[WORK REQUIRED] Will you extract the entries word for word? Images should not appear in the copy.

[Extracted records]
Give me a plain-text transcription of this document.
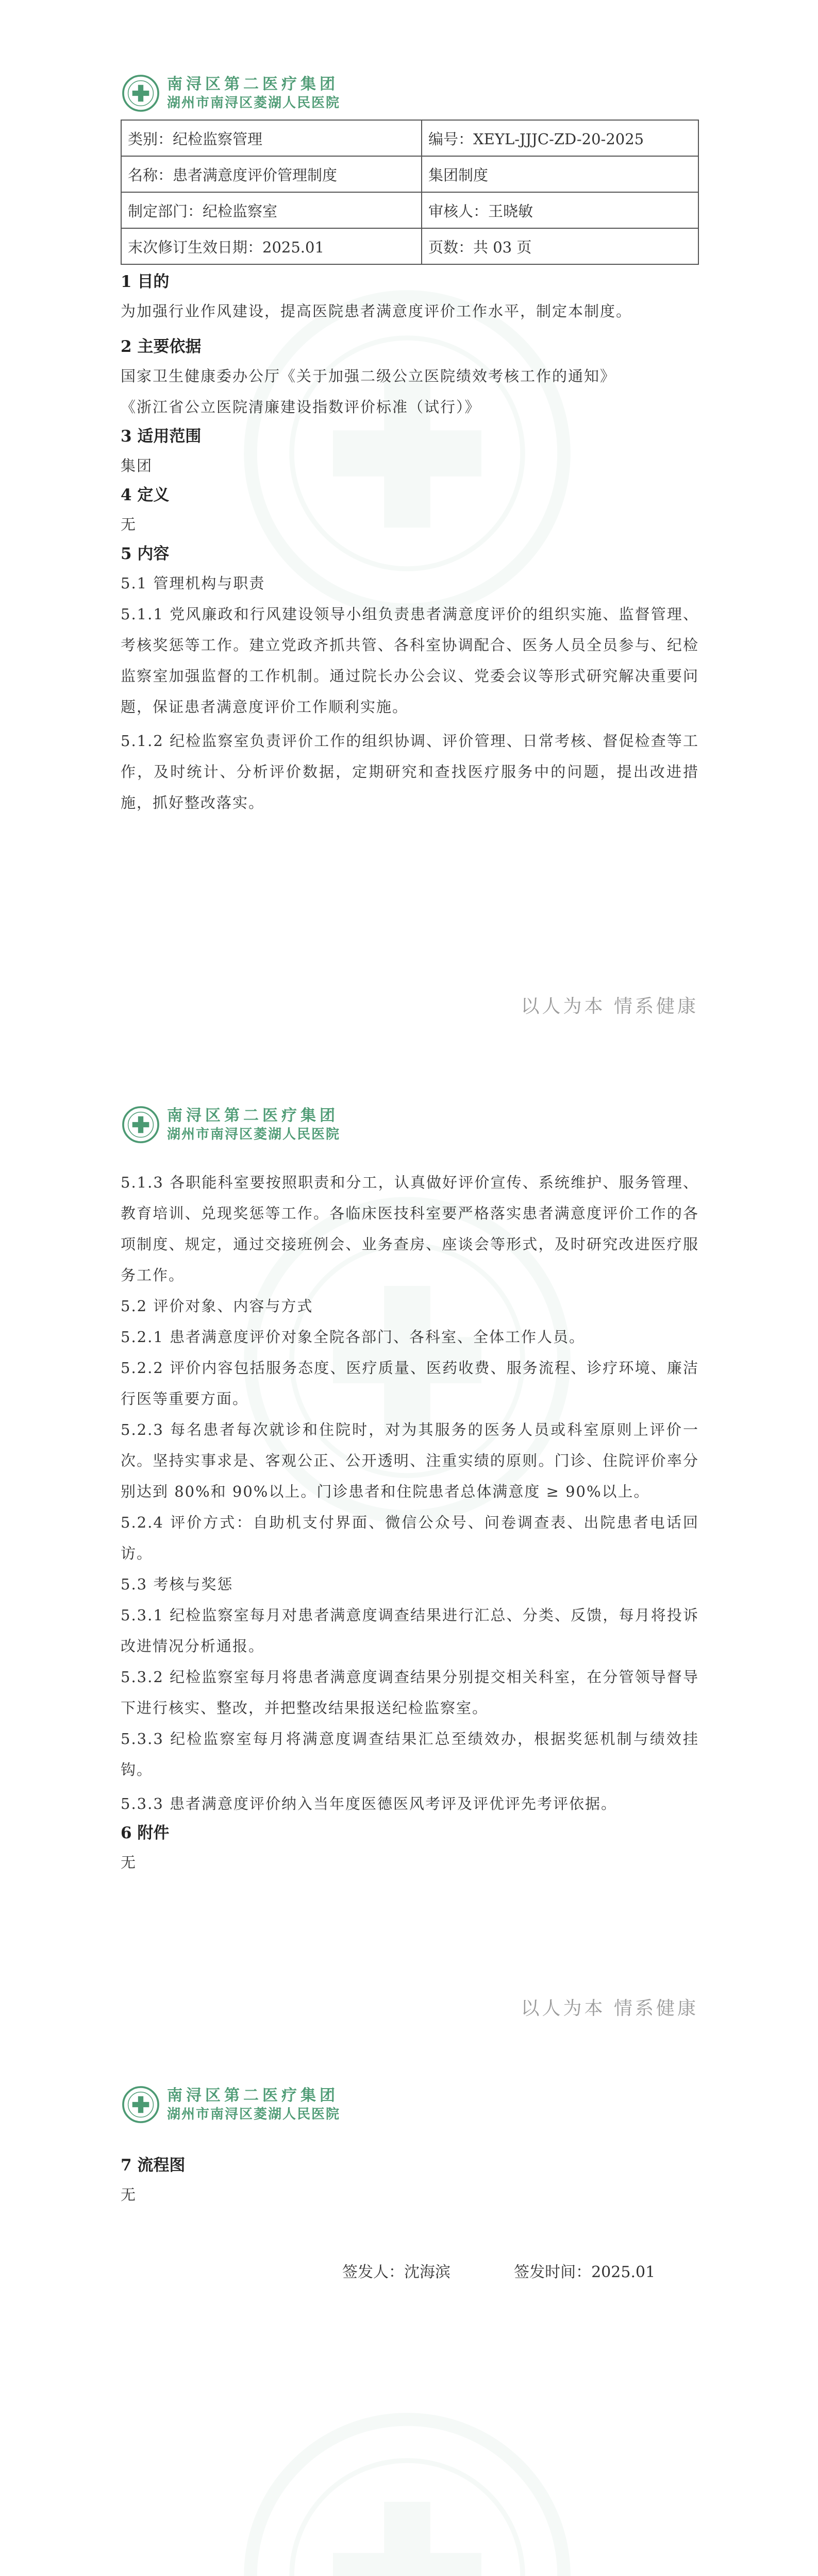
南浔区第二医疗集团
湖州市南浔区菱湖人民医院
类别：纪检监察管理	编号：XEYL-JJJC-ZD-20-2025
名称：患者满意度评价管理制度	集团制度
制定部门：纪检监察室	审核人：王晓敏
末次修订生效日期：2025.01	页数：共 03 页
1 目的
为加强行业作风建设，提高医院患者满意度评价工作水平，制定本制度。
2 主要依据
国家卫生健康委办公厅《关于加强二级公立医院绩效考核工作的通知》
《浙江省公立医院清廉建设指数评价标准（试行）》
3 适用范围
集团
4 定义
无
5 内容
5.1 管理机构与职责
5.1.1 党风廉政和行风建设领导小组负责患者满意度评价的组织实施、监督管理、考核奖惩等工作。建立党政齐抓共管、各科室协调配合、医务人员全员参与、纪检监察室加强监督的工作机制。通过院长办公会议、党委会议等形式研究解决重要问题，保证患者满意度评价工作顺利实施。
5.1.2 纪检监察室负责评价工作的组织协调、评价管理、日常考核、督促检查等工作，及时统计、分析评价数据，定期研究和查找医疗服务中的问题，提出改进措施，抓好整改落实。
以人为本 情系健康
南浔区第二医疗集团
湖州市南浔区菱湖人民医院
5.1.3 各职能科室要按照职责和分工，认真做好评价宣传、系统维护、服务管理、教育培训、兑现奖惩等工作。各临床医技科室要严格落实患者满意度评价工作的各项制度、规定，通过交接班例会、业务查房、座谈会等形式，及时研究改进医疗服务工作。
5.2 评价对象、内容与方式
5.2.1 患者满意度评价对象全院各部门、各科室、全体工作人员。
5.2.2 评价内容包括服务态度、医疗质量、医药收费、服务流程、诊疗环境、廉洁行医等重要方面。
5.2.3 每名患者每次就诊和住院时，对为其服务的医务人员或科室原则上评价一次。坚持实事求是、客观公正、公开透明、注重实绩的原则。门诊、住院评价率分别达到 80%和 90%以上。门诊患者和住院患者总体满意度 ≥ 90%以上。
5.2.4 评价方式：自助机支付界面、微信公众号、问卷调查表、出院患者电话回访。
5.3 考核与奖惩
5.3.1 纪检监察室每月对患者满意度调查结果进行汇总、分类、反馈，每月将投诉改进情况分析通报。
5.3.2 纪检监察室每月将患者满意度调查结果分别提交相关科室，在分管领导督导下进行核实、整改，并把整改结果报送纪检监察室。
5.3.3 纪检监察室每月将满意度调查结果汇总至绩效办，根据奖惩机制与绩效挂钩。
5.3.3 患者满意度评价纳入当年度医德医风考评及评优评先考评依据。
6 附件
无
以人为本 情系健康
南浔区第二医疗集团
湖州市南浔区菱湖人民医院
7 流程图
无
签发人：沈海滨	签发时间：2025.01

[SOLUTION]
Give me a plain-text transcription of this document.
南浔区第二医疗集团
湖州市南浔区菱湖人民医院
类别：纪检监察管理	编号：XEYL-JJJC-ZD-20-2025
名称：患者满意度评价管理制度	集团制度
制定部门：纪检监察室	审核人：王晓敏
末次修订生效日期：2025.01	页数：共 03 页
1 目的
为加强行业作风建设，提高医院患者满意度评价工作水平，制定本制度。
2 主要依据
国家卫生健康委办公厅《关于加强二级公立医院绩效考核工作的通知》
《浙江省公立医院清廉建设指数评价标准（试行）》
3 适用范围
集团
4 定义
无
5 内容
5.1 管理机构与职责
5.1.1 党风廉政和行风建设领导小组负责患者满意度评价的组织实施、监督管理、考核奖惩等工作。建立党政齐抓共管、各科室协调配合、医务人员全员参与、纪检监察室加强监督的工作机制。通过院长办公会议、党委会议等形式研究解决重要问题，保证患者满意度评价工作顺利实施。
5.1.2 纪检监察室负责评价工作的组织协调、评价管理、日常考核、督促检查等工作，及时统计、分析评价数据，定期研究和查找医疗服务中的问题，提出改进措施，抓好整改落实。
以人为本 情系健康
南浔区第二医疗集团
湖州市南浔区菱湖人民医院
5.1.3 各职能科室要按照职责和分工，认真做好评价宣传、系统维护、服务管理、教育培训、兑现奖惩等工作。各临床医技科室要严格落实患者满意度评价工作的各项制度、规定，通过交接班例会、业务查房、座谈会等形式，及时研究改进医疗服务工作。
5.2 评价对象、内容与方式
5.2.1 患者满意度评价对象全院各部门、各科室、全体工作人员。
5.2.2 评价内容包括服务态度、医疗质量、医药收费、服务流程、诊疗环境、廉洁行医等重要方面。
5.2.3 每名患者每次就诊和住院时，对为其服务的医务人员或科室原则上评价一次。坚持实事求是、客观公正、公开透明、注重实绩的原则。门诊、住院评价率分别达到 80%和 90%以上。门诊患者和住院患者总体满意度 ≥ 90%以上。
5.2.4 评价方式：自助机支付界面、微信公众号、问卷调查表、出院患者电话回访。
5.3 考核与奖惩
5.3.1 纪检监察室每月对患者满意度调查结果进行汇总、分类、反馈，每月将投诉改进情况分析通报。
5.3.2 纪检监察室每月将患者满意度调查结果分别提交相关科室，在分管领导督导下进行核实、整改，并把整改结果报送纪检监察室。
5.3.3 纪检监察室每月将满意度调查结果汇总至绩效办，根据奖惩机制与绩效挂钩。
5.3.3 患者满意度评价纳入当年度医德医风考评及评优评先考评依据。
6 附件
无
以人为本 情系健康
南浔区第二医疗集团
湖州市南浔区菱湖人民医院
7 流程图
无
签发人：沈海滨	签发时间：2025.01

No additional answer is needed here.